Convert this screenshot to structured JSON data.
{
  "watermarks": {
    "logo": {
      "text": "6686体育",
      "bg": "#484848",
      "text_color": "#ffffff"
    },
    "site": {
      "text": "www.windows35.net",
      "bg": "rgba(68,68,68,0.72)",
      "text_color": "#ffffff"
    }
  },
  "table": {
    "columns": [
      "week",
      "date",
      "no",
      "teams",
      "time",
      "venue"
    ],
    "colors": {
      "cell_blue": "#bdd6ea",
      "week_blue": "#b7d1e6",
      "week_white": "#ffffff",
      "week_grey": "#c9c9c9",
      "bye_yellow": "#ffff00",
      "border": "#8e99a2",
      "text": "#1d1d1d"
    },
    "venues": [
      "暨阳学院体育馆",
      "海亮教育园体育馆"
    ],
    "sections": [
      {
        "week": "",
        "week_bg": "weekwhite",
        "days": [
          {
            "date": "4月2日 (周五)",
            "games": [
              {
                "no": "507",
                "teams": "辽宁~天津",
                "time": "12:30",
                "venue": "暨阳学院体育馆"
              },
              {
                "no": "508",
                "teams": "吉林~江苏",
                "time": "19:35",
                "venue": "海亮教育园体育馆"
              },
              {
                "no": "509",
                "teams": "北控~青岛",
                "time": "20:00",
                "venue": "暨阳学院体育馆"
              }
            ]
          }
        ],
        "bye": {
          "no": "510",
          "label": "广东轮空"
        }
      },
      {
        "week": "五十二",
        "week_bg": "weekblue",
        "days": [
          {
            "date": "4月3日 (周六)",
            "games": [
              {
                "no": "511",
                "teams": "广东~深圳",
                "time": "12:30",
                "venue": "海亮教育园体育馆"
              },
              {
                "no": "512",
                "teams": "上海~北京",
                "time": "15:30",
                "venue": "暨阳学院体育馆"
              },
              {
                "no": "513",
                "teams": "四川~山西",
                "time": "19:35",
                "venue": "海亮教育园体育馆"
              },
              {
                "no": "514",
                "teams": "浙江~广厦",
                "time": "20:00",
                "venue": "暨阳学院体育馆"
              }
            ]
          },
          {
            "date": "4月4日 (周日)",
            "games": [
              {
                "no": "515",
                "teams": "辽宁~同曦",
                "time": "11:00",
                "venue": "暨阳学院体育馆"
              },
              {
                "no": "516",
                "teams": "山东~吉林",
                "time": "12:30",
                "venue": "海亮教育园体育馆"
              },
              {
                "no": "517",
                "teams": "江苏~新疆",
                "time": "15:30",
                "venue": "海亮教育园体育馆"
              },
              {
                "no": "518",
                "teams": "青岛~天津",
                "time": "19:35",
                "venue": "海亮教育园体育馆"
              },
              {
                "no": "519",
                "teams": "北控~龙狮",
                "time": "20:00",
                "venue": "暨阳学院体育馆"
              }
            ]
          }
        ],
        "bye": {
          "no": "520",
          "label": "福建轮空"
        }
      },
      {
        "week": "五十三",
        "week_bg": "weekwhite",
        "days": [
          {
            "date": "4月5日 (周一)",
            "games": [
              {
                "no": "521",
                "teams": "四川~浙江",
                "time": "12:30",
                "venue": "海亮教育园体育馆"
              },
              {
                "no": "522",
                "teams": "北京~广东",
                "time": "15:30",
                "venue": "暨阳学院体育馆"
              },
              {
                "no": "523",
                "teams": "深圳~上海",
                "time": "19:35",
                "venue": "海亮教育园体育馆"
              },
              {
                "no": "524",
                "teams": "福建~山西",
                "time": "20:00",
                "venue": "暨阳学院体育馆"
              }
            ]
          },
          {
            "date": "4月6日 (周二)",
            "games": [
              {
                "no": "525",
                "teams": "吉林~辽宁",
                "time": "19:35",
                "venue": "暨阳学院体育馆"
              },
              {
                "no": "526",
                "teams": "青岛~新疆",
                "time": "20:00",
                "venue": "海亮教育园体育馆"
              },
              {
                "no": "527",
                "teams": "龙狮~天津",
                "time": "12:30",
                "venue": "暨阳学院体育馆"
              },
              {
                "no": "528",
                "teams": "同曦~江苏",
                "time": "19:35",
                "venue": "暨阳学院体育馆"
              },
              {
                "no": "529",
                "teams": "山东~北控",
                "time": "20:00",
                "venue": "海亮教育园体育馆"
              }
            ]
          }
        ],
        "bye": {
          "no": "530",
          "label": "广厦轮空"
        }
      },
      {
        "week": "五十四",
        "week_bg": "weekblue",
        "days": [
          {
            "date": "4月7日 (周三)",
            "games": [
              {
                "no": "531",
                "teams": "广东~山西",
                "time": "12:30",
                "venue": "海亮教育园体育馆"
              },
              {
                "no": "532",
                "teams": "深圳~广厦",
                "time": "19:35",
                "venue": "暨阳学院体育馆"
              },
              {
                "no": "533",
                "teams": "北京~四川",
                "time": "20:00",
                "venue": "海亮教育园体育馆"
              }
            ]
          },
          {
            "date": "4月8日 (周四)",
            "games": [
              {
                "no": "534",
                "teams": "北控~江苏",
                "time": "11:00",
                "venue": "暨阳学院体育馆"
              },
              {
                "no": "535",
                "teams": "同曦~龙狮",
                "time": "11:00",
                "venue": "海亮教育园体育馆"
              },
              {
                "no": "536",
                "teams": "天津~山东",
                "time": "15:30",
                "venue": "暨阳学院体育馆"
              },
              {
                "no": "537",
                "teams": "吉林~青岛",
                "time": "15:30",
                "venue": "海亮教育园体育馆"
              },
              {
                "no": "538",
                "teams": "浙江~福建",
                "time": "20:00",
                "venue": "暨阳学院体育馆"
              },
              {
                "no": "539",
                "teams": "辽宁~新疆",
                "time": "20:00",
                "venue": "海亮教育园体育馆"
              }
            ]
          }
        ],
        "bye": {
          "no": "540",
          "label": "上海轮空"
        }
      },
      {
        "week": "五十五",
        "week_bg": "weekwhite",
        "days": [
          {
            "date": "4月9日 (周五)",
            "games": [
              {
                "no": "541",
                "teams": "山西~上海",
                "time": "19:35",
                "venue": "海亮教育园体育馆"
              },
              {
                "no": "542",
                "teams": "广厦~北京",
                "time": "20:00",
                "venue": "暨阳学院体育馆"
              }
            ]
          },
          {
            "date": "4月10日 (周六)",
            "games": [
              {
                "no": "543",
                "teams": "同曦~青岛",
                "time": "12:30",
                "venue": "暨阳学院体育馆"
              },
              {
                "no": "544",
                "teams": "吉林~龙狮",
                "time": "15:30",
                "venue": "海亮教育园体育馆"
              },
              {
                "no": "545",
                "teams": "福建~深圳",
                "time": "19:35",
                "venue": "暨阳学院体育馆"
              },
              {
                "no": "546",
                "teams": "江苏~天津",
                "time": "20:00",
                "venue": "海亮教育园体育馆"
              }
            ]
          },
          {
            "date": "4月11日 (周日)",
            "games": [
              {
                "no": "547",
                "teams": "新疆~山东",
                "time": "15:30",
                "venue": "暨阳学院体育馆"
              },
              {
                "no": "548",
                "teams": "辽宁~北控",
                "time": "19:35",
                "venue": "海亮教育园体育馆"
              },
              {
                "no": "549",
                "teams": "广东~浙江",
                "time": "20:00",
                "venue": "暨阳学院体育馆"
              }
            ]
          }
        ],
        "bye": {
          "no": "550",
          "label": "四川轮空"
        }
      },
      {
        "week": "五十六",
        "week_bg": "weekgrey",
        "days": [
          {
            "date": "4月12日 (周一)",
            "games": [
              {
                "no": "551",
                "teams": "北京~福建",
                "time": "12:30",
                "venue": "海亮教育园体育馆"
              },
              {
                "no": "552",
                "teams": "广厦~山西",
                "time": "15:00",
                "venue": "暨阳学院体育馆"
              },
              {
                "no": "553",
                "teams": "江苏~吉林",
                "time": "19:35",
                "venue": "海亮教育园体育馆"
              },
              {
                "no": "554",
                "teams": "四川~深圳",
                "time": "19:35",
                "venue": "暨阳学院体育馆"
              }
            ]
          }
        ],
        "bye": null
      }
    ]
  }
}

▶ REQUIRED WORK: Scan the listing above for the word "date" and copy every line that holds it.

▶ THE REPLY:
      "date",
            "date": "4月2日 (周五)",
            "date": "4月3日 (周六)",
            "date": "4月4日 (周日)",
            "date": "4月5日 (周一)",
            "date": "4月6日 (周二)",
            "date": "4月7日 (周三)",
            "date": "4月8日 (周四)",
            "date": "4月9日 (周五)",
            "date": "4月10日 (周六)",
            "date": "4月11日 (周日)",
            "date": "4月12日 (周一)",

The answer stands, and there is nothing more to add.